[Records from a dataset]
============

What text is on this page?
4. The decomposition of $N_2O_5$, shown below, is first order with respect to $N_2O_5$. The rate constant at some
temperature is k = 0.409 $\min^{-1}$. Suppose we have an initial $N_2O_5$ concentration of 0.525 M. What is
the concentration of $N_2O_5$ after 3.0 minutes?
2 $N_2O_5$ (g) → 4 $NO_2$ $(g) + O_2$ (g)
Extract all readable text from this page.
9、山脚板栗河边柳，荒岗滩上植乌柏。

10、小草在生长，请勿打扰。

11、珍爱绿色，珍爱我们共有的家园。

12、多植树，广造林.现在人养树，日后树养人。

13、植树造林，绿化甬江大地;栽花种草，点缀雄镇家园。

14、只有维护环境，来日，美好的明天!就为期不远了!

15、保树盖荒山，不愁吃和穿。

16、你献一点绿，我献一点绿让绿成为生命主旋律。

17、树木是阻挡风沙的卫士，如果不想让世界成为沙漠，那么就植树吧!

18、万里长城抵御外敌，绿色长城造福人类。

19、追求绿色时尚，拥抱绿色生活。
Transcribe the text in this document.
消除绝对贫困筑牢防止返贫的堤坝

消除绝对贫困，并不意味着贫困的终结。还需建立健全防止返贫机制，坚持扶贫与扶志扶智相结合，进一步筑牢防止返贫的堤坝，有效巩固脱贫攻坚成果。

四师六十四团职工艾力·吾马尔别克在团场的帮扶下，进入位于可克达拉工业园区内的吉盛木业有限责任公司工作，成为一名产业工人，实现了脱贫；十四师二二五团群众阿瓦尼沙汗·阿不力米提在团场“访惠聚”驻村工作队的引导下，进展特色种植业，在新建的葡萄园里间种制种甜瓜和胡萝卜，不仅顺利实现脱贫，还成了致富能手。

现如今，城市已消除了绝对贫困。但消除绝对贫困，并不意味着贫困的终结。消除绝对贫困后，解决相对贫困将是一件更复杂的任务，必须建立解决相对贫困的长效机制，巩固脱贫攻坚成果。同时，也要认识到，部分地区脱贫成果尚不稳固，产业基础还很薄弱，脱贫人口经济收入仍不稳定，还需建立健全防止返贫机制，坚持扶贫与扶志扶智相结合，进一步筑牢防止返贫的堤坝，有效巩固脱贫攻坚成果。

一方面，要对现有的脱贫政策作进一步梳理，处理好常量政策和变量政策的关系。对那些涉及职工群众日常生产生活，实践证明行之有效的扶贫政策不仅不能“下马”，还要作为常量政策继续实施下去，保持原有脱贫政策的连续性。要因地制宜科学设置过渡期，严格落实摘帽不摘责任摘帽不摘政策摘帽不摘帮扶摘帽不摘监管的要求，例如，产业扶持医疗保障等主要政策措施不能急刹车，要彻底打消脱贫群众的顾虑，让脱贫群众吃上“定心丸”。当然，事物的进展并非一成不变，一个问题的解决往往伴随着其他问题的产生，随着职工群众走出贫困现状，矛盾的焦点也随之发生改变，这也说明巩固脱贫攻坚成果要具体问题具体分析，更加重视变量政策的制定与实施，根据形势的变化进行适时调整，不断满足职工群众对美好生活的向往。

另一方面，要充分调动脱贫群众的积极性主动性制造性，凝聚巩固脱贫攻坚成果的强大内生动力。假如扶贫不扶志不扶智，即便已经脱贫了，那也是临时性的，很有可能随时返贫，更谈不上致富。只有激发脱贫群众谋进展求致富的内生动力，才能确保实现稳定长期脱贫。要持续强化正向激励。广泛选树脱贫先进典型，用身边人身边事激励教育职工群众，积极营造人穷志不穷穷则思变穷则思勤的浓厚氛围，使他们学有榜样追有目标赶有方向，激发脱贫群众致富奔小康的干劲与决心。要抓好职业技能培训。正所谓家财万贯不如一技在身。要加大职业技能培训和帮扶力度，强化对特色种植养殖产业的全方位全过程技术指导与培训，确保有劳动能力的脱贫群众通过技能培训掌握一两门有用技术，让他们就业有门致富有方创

============

*YOUR GOAL*:
All records above must be set down exactly, please.

*SOLUTION*:
What text is on this page?
4. The decomposition of $N_2O_5$, shown below, is first order with respect to $N_2O_5$. The rate constant at some
temperature is k = 0.409 $\min^{-1}$. Suppose we have an initial $N_2O_5$ concentration of 0.525 M. What is
the concentration of $N_2O_5$ after 3.0 minutes?
2 $N_2O_5$ (g) → 4 $NO_2$ $(g) + O_2$ (g)
Extract all readable text from this page.
9、山脚板栗河边柳，荒岗滩上植乌柏。

10、小草在生长，请勿打扰。

11、珍爱绿色，珍爱我们共有的家园。

12、多植树，广造林.现在人养树，日后树养人。

13、植树造林，绿化甬江大地;栽花种草，点缀雄镇家园。

14、只有维护环境，来日，美好的明天!就为期不远了!

15、保树盖荒山，不愁吃和穿。

16、你献一点绿，我献一点绿让绿成为生命主旋律。

17、树木是阻挡风沙的卫士，如果不想让世界成为沙漠，那么就植树吧!

18、万里长城抵御外敌，绿色长城造福人类。

19、追求绿色时尚，拥抱绿色生活。
Transcribe the text in this document.
消除绝对贫困筑牢防止返贫的堤坝

消除绝对贫困，并不意味着贫困的终结。还需建立健全防止返贫机制，坚持扶贫与扶志扶智相结合，进一步筑牢防止返贫的堤坝，有效巩固脱贫攻坚成果。

四师六十四团职工艾力·吾马尔别克在团场的帮扶下，进入位于可克达拉工业园区内的吉盛木业有限责任公司工作，成为一名产业工人，实现了脱贫；十四师二二五团群众阿瓦尼沙汗·阿不力米提在团场“访惠聚”驻村工作队的引导下，进展特色种植业，在新建的葡萄园里间种制种甜瓜和胡萝卜，不仅顺利实现脱贫，还成了致富能手。

现如今，城市已消除了绝对贫困。但消除绝对贫困，并不意味着贫困的终结。消除绝对贫困后，解决相对贫困将是一件更复杂的任务，必须建立解决相对贫困的长效机制，巩固脱贫攻坚成果。同时，也要认识到，部分地区脱贫成果尚不稳固，产业基础还很薄弱，脱贫人口经济收入仍不稳定，还需建立健全防止返贫机制，坚持扶贫与扶志扶智相结合，进一步筑牢防止返贫的堤坝，有效巩固脱贫攻坚成果。

一方面，要对现有的脱贫政策作进一步梳理，处理好常量政策和变量政策的关系。对那些涉及职工群众日常生产生活，实践证明行之有效的扶贫政策不仅不能“下马”，还要作为常量政策继续实施下去，保持原有脱贫政策的连续性。要因地制宜科学设置过渡期，严格落实摘帽不摘责任摘帽不摘政策摘帽不摘帮扶摘帽不摘监管的要求，例如，产业扶持医疗保障等主要政策措施不能急刹车，要彻底打消脱贫群众的顾虑，让脱贫群众吃上“定心丸”。当然，事物的进展并非一成不变，一个问题的解决往往伴随着其他问题的产生，随着职工群众走出贫困现状，矛盾的焦点也随之发生改变，这也说明巩固脱贫攻坚成果要具体问题具体分析，更加重视变量政策的制定与实施，根据形势的变化进行适时调整，不断满足职工群众对美好生活的向往。

另一方面，要充分调动脱贫群众的积极性主动性制造性，凝聚巩固脱贫攻坚成果的强大内生动力。假如扶贫不扶志不扶智，即便已经脱贫了，那也是临时性的，很有可能随时返贫，更谈不上致富。只有激发脱贫群众谋进展求致富的内生动力，才能确保实现稳定长期脱贫。要持续强化正向激励。广泛选树脱贫先进典型，用身边人身边事激励教育职工群众，积极营造人穷志不穷穷则思变穷则思勤的浓厚氛围，使他们学有榜样追有目标赶有方向，激发脱贫群众致富奔小康的干劲与决心。要抓好职业技能培训。正所谓家财万贯不如一技在身。要加大职业技能培训和帮扶力度，强化对特色种植养殖产业的全方位全过程技术指导与培训，确保有劳动能力的脱贫群众通过技能培训掌握一两门有用技术，让他们就业有门致富有方创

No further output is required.